*Data items:*
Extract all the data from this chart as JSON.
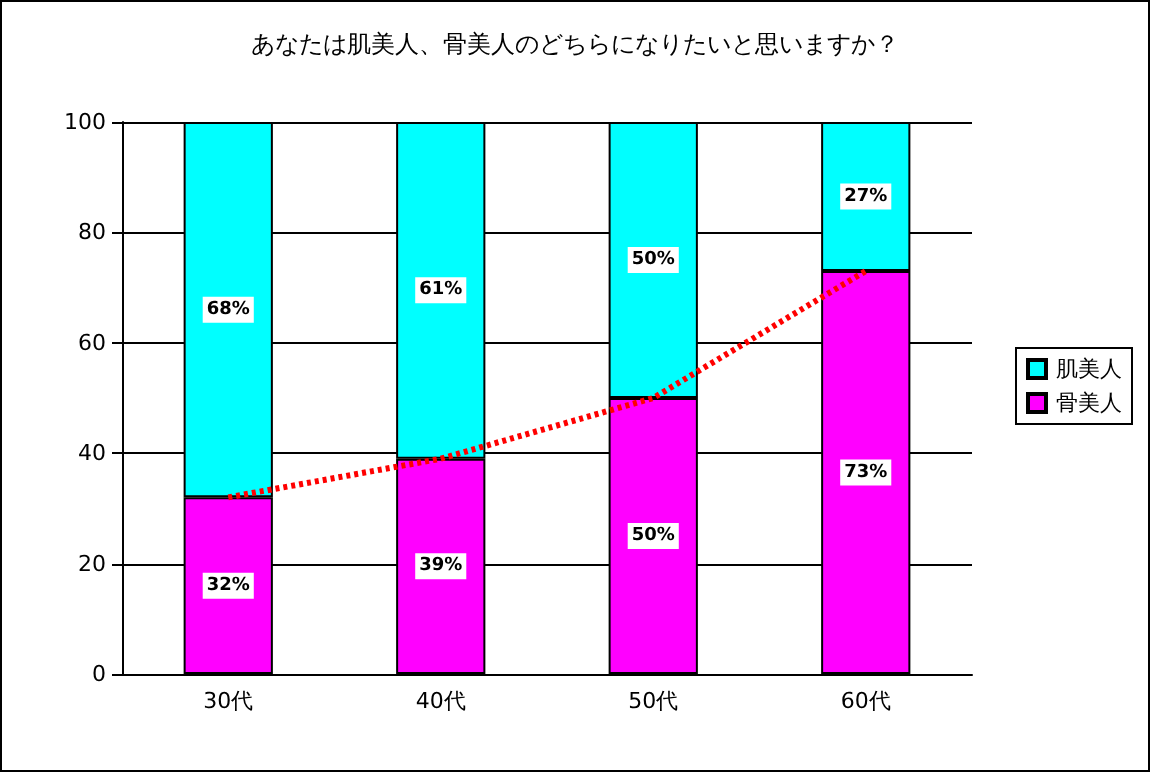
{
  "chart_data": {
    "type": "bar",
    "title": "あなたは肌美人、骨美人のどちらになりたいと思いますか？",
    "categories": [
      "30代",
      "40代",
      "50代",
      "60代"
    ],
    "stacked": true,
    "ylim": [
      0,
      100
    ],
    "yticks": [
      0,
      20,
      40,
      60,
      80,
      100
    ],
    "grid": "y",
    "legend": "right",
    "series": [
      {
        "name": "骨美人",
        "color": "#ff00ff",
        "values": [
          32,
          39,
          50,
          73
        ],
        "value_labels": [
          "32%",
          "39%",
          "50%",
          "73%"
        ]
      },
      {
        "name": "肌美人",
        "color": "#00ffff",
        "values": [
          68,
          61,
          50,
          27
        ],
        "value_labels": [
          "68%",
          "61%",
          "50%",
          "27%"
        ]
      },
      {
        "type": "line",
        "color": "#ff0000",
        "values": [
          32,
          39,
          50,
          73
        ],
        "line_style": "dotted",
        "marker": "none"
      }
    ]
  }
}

---

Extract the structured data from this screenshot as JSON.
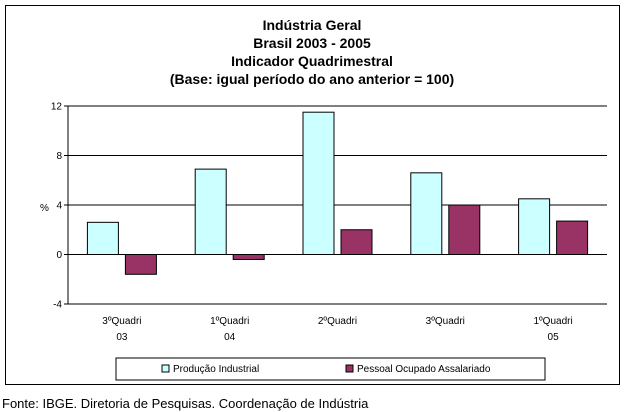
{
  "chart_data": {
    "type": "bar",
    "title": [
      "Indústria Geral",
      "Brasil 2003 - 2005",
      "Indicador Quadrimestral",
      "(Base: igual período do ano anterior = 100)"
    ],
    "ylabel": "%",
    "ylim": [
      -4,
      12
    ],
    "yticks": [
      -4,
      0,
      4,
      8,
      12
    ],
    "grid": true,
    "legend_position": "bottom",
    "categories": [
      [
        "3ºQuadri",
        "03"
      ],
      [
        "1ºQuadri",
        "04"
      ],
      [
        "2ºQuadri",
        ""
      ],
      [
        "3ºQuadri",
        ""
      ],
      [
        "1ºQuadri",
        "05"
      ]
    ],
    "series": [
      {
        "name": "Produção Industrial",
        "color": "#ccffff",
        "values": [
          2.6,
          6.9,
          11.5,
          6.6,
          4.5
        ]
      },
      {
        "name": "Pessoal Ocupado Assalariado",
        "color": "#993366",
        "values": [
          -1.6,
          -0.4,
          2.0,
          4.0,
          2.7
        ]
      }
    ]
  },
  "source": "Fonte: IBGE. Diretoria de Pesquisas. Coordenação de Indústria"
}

---

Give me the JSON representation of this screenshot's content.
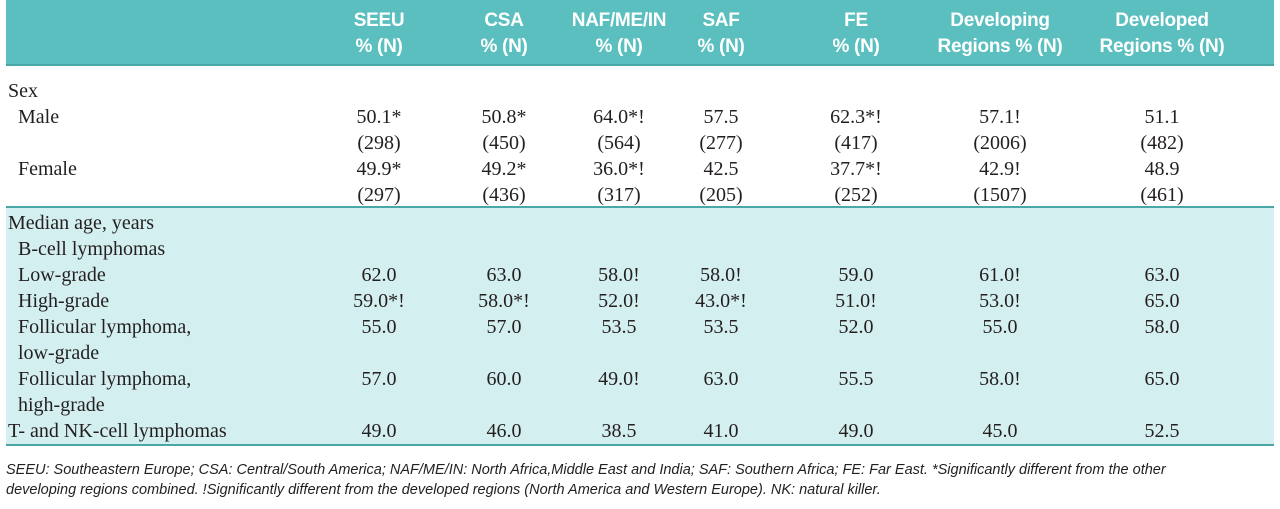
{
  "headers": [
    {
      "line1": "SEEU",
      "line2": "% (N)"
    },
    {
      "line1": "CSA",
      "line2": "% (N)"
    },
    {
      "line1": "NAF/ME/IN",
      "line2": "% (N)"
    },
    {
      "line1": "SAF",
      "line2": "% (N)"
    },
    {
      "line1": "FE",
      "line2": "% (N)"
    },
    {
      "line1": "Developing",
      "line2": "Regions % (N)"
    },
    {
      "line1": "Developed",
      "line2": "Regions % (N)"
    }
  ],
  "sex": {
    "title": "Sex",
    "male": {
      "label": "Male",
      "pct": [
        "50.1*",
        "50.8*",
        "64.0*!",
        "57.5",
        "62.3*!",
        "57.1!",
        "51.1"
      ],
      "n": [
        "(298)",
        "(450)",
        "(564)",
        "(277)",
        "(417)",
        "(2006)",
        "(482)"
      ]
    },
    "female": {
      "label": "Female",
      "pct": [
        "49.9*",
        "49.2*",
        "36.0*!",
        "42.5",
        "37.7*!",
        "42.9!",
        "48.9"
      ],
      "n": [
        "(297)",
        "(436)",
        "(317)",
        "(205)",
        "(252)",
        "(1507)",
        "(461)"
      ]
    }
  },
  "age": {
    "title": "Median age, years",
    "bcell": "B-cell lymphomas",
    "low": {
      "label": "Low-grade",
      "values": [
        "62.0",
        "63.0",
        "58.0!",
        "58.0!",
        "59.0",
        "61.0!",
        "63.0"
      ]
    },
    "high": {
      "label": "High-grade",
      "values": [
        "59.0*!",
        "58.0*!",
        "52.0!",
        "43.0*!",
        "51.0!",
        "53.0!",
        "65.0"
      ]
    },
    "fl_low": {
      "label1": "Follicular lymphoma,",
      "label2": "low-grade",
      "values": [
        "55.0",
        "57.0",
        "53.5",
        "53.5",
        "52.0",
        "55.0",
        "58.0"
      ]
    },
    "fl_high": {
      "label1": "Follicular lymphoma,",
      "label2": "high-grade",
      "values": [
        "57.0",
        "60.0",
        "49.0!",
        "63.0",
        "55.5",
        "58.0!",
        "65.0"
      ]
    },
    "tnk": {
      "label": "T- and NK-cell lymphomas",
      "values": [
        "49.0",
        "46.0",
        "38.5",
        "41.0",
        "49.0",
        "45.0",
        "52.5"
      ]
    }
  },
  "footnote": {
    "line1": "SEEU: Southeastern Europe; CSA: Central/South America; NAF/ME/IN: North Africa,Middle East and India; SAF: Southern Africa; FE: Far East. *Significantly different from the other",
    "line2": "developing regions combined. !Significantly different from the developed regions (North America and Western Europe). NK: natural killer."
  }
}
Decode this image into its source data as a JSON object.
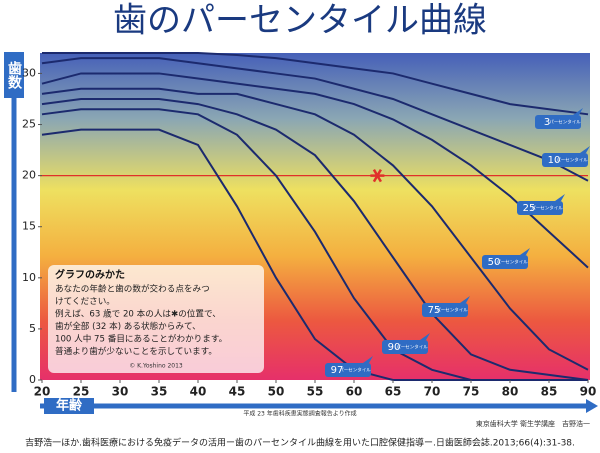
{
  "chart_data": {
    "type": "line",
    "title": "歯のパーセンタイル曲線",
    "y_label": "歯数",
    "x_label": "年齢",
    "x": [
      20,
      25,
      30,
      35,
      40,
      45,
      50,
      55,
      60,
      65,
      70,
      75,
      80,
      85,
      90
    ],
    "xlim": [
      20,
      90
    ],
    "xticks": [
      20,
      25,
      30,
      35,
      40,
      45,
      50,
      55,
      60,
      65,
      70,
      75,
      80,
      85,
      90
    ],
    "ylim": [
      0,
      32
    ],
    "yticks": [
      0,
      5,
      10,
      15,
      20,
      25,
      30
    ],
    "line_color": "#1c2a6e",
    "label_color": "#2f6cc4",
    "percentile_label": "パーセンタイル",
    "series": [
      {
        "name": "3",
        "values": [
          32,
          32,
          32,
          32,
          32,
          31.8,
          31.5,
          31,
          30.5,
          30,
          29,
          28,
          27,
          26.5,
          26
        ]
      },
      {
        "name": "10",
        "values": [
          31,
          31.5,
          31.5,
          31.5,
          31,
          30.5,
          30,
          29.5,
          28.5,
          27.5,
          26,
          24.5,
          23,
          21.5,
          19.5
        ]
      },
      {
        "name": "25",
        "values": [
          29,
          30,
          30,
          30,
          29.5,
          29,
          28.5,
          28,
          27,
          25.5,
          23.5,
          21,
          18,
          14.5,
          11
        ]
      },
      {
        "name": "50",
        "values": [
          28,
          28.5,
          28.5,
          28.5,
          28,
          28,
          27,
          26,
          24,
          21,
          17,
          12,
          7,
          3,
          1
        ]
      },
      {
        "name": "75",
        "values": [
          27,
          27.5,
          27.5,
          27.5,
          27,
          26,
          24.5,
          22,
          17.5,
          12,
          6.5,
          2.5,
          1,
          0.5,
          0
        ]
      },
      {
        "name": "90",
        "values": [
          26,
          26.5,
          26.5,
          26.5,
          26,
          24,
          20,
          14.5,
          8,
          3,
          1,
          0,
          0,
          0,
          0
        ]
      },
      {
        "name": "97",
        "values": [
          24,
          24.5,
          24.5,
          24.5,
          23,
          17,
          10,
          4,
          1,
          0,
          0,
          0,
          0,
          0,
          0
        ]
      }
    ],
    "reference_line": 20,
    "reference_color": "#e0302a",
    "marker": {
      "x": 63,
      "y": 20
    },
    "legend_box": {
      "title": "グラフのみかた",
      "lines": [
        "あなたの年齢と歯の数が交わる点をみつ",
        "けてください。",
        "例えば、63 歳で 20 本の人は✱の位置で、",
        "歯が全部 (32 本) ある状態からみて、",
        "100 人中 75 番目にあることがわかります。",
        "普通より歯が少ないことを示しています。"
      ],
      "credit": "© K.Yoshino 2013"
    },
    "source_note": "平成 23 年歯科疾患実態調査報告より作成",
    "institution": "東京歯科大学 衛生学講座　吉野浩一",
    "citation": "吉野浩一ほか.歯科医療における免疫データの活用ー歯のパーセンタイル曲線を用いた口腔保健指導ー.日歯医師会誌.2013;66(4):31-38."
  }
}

*Task to carry out:*
Every line containing the string "grade" must be listed.

*Response:*
      "label": "Low-grade",
      "label": "High-grade",
      "label2": "low-grade",
      "label2": "high-grade",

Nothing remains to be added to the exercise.